Start of Data for the task
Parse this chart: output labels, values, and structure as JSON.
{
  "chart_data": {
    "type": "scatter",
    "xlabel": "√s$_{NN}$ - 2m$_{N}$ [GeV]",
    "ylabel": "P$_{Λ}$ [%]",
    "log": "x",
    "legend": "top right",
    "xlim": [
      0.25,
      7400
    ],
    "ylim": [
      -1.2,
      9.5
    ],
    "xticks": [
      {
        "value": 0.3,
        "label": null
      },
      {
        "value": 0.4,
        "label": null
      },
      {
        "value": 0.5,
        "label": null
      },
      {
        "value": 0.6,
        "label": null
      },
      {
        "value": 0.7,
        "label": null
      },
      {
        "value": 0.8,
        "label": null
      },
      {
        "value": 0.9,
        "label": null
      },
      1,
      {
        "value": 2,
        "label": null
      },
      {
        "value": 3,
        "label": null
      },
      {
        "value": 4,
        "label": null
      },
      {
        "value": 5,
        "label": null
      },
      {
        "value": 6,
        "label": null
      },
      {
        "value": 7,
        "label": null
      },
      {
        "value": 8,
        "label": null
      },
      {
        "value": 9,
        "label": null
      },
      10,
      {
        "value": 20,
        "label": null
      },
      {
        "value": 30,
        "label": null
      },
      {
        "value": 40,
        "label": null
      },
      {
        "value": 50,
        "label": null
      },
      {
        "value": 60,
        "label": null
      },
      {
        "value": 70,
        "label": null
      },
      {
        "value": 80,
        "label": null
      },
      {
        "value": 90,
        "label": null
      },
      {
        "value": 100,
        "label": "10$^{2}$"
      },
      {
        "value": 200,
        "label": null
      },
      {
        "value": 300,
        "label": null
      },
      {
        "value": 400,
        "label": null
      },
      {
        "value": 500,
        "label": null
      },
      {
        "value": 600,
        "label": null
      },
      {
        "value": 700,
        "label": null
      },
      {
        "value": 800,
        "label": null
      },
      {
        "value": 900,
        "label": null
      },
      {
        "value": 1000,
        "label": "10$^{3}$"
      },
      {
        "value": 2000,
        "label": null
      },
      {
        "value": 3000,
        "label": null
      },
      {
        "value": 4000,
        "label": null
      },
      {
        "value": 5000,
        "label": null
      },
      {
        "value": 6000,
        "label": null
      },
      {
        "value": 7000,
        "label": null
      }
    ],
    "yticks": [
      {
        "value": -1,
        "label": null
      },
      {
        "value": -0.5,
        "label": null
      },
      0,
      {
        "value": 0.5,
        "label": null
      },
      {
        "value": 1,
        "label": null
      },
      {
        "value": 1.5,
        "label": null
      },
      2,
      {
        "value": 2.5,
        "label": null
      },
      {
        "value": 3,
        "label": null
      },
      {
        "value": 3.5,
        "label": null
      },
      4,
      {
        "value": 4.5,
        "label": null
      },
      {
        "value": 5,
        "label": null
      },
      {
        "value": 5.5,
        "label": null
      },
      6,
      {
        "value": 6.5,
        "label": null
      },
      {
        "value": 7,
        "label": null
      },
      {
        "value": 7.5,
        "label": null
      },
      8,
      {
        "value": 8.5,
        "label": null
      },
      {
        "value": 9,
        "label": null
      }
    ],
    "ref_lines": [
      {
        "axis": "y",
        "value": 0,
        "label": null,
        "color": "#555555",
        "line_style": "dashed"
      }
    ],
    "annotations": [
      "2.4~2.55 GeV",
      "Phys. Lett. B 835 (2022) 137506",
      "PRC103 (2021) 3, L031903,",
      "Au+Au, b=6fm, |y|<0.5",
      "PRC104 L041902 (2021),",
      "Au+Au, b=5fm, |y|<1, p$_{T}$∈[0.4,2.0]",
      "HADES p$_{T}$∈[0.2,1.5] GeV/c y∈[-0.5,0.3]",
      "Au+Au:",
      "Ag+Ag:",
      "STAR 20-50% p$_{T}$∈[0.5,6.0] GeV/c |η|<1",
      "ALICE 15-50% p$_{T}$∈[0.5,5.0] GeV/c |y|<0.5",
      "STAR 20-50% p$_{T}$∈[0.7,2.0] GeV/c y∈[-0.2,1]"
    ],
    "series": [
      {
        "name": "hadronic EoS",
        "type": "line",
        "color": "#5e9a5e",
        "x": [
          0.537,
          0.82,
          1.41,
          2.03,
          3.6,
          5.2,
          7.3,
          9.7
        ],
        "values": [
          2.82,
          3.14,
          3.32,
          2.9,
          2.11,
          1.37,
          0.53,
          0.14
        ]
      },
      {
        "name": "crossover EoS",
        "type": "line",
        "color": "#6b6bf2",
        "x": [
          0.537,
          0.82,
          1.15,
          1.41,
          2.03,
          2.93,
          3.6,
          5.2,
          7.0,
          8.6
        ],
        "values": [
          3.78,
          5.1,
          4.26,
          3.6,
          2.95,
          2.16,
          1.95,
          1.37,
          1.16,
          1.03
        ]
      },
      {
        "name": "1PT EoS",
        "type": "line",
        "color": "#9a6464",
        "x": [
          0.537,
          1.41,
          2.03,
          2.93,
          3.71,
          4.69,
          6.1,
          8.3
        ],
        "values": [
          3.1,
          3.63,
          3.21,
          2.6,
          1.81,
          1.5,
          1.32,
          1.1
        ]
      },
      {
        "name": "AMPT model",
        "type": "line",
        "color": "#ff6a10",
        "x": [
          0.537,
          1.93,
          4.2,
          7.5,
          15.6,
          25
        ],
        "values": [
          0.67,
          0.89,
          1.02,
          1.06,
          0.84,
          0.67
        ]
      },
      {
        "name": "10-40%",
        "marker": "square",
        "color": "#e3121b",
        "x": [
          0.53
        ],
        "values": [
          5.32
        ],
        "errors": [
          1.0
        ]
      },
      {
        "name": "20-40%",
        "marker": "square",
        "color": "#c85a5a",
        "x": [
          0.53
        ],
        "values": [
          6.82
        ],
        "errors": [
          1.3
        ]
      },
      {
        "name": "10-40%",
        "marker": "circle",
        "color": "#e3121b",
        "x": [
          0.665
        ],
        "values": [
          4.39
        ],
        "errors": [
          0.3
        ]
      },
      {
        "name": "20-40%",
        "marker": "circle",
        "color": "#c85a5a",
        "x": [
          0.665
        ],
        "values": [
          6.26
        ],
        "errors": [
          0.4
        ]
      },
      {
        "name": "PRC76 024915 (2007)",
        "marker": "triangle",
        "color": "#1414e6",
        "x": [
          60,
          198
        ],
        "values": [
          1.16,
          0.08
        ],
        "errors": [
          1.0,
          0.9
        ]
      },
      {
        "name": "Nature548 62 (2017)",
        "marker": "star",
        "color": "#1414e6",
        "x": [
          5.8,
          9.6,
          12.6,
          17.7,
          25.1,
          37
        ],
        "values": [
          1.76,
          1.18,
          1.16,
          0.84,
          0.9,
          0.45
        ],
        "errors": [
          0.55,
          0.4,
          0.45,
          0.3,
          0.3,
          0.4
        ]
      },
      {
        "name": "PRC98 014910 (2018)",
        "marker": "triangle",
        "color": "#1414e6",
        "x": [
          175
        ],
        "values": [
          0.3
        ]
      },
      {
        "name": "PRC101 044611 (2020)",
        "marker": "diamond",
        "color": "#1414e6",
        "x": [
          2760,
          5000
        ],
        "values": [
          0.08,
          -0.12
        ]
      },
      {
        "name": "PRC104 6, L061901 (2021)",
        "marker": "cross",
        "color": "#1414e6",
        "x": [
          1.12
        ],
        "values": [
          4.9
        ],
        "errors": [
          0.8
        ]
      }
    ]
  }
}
End of Data for the task
Transcribe the full listing above without leaving anything out.

Parse this chart: output labels, values, and structure as JSON.
{
  "chart_data": {
    "type": "scatter",
    "xlabel": "√s$_{NN}$ - 2m$_{N}$ [GeV]",
    "ylabel": "P$_{Λ}$ [%]",
    "log": "x",
    "legend": "top right",
    "xlim": [
      0.25,
      7400
    ],
    "ylim": [
      -1.2,
      9.5
    ],
    "xticks": [
      {
        "value": 0.3,
        "label": null
      },
      {
        "value": 0.4,
        "label": null
      },
      {
        "value": 0.5,
        "label": null
      },
      {
        "value": 0.6,
        "label": null
      },
      {
        "value": 0.7,
        "label": null
      },
      {
        "value": 0.8,
        "label": null
      },
      {
        "value": 0.9,
        "label": null
      },
      1,
      {
        "value": 2,
        "label": null
      },
      {
        "value": 3,
        "label": null
      },
      {
        "value": 4,
        "label": null
      },
      {
        "value": 5,
        "label": null
      },
      {
        "value": 6,
        "label": null
      },
      {
        "value": 7,
        "label": null
      },
      {
        "value": 8,
        "label": null
      },
      {
        "value": 9,
        "label": null
      },
      10,
      {
        "value": 20,
        "label": null
      },
      {
        "value": 30,
        "label": null
      },
      {
        "value": 40,
        "label": null
      },
      {
        "value": 50,
        "label": null
      },
      {
        "value": 60,
        "label": null
      },
      {
        "value": 70,
        "label": null
      },
      {
        "value": 80,
        "label": null
      },
      {
        "value": 90,
        "label": null
      },
      {
        "value": 100,
        "label": "10$^{2}$"
      },
      {
        "value": 200,
        "label": null
      },
      {
        "value": 300,
        "label": null
      },
      {
        "value": 400,
        "label": null
      },
      {
        "value": 500,
        "label": null
      },
      {
        "value": 600,
        "label": null
      },
      {
        "value": 700,
        "label": null
      },
      {
        "value": 800,
        "label": null
      },
      {
        "value": 900,
        "label": null
      },
      {
        "value": 1000,
        "label": "10$^{3}$"
      },
      {
        "value": 2000,
        "label": null
      },
      {
        "value": 3000,
        "label": null
      },
      {
        "value": 4000,
        "label": null
      },
      {
        "value": 5000,
        "label": null
      },
      {
        "value": 6000,
        "label": null
      },
      {
        "value": 7000,
        "label": null
      }
    ],
    "yticks": [
      {
        "value": -1,
        "label": null
      },
      {
        "value": -0.5,
        "label": null
      },
      0,
      {
        "value": 0.5,
        "label": null
      },
      {
        "value": 1,
        "label": null
      },
      {
        "value": 1.5,
        "label": null
      },
      2,
      {
        "value": 2.5,
        "label": null
      },
      {
        "value": 3,
        "label": null
      },
      {
        "value": 3.5,
        "label": null
      },
      4,
      {
        "value": 4.5,
        "label": null
      },
      {
        "value": 5,
        "label": null
      },
      {
        "value": 5.5,
        "label": null
      },
      6,
      {
        "value": 6.5,
        "label": null
      },
      {
        "value": 7,
        "label": null
      },
      {
        "value": 7.5,
        "label": null
      },
      8,
      {
        "value": 8.5,
        "label": null
      },
      {
        "value": 9,
        "label": null
      }
    ],
    "ref_lines": [
      {
        "axis": "y",
        "value": 0,
        "label": null,
        "color": "#555555",
        "line_style": "dashed"
      }
    ],
    "annotations": [
      "2.4~2.55 GeV",
      "Phys. Lett. B 835 (2022) 137506",
      "PRC103 (2021) 3, L031903,",
      "Au+Au, b=6fm, |y|<0.5",
      "PRC104 L041902 (2021),",
      "Au+Au, b=5fm, |y|<1, p$_{T}$∈[0.4,2.0]",
      "HADES p$_{T}$∈[0.2,1.5] GeV/c y∈[-0.5,0.3]",
      "Au+Au:",
      "Ag+Ag:",
      "STAR 20-50% p$_{T}$∈[0.5,6.0] GeV/c |η|<1",
      "ALICE 15-50% p$_{T}$∈[0.5,5.0] GeV/c |y|<0.5",
      "STAR 20-50% p$_{T}$∈[0.7,2.0] GeV/c y∈[-0.2,1]"
    ],
    "series": [
      {
        "name": "hadronic EoS",
        "type": "line",
        "color": "#5e9a5e",
        "x": [
          0.537,
          0.82,
          1.41,
          2.03,
          3.6,
          5.2,
          7.3,
          9.7
        ],
        "values": [
          2.82,
          3.14,
          3.32,
          2.9,
          2.11,
          1.37,
          0.53,
          0.14
        ]
      },
      {
        "name": "crossover EoS",
        "type": "line",
        "color": "#6b6bf2",
        "x": [
          0.537,
          0.82,
          1.15,
          1.41,
          2.03,
          2.93,
          3.6,
          5.2,
          7.0,
          8.6
        ],
        "values": [
          3.78,
          5.1,
          4.26,
          3.6,
          2.95,
          2.16,
          1.95,
          1.37,
          1.16,
          1.03
        ]
      },
      {
        "name": "1PT EoS",
        "type": "line",
        "color": "#9a6464",
        "x": [
          0.537,
          1.41,
          2.03,
          2.93,
          3.71,
          4.69,
          6.1,
          8.3
        ],
        "values": [
          3.1,
          3.63,
          3.21,
          2.6,
          1.81,
          1.5,
          1.32,
          1.1
        ]
      },
      {
        "name": "AMPT model",
        "type": "line",
        "color": "#ff6a10",
        "x": [
          0.537,
          1.93,
          4.2,
          7.5,
          15.6,
          25
        ],
        "values": [
          0.67,
          0.89,
          1.02,
          1.06,
          0.84,
          0.67
        ]
      },
      {
        "name": "10-40%",
        "marker": "square",
        "color": "#e3121b",
        "x": [
          0.53
        ],
        "values": [
          5.32
        ],
        "errors": [
          1.0
        ]
      },
      {
        "name": "20-40%",
        "marker": "square",
        "color": "#c85a5a",
        "x": [
          0.53
        ],
        "values": [
          6.82
        ],
        "errors": [
          1.3
        ]
      },
      {
        "name": "10-40%",
        "marker": "circle",
        "color": "#e3121b",
        "x": [
          0.665
        ],
        "values": [
          4.39
        ],
        "errors": [
          0.3
        ]
      },
      {
        "name": "20-40%",
        "marker": "circle",
        "color": "#c85a5a",
        "x": [
          0.665
        ],
        "values": [
          6.26
        ],
        "errors": [
          0.4
        ]
      },
      {
        "name": "PRC76 024915 (2007)",
        "marker": "triangle",
        "color": "#1414e6",
        "x": [
          60,
          198
        ],
        "values": [
          1.16,
          0.08
        ],
        "errors": [
          1.0,
          0.9
        ]
      },
      {
        "name": "Nature548 62 (2017)",
        "marker": "star",
        "color": "#1414e6",
        "x": [
          5.8,
          9.6,
          12.6,
          17.7,
          25.1,
          37
        ],
        "values": [
          1.76,
          1.18,
          1.16,
          0.84,
          0.9,
          0.45
        ],
        "errors": [
          0.55,
          0.4,
          0.45,
          0.3,
          0.3,
          0.4
        ]
      },
      {
        "name": "PRC98 014910 (2018)",
        "marker": "triangle",
        "color": "#1414e6",
        "x": [
          175
        ],
        "values": [
          0.3
        ]
      },
      {
        "name": "PRC101 044611 (2020)",
        "marker": "diamond",
        "color": "#1414e6",
        "x": [
          2760,
          5000
        ],
        "values": [
          0.08,
          -0.12
        ]
      },
      {
        "name": "PRC104 6, L061901 (2021)",
        "marker": "cross",
        "color": "#1414e6",
        "x": [
          1.12
        ],
        "values": [
          4.9
        ],
        "errors": [
          0.8
        ]
      }
    ]
  }
}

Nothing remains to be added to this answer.